What is required:
Would you transcribe all of the data exactly, down to the last character?

Material to process:
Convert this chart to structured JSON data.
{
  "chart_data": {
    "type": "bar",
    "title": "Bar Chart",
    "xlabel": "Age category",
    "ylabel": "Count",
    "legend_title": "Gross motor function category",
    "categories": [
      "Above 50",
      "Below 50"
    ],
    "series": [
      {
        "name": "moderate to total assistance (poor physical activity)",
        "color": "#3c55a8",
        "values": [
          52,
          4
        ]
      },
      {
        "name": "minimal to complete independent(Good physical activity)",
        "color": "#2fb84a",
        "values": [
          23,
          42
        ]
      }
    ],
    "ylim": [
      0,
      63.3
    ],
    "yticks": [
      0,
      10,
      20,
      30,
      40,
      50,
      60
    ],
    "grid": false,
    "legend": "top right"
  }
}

Task result:
Convert this chart to structured JSON data.
{
  "chart_data": {
    "type": "bar",
    "title": "Bar Chart",
    "xlabel": "Age category",
    "ylabel": "Count",
    "legend_title": "Gross motor function category",
    "categories": [
      "Above 50",
      "Below 50"
    ],
    "series": [
      {
        "name": "moderate to total assistance (poor physical activity)",
        "color": "#3c55a8",
        "values": [
          52,
          4
        ]
      },
      {
        "name": "minimal to complete independent(Good physical activity)",
        "color": "#2fb84a",
        "values": [
          23,
          42
        ]
      }
    ],
    "ylim": [
      0,
      63.3
    ],
    "yticks": [
      0,
      10,
      20,
      30,
      40,
      50,
      60
    ],
    "grid": false,
    "legend": "top right"
  }
}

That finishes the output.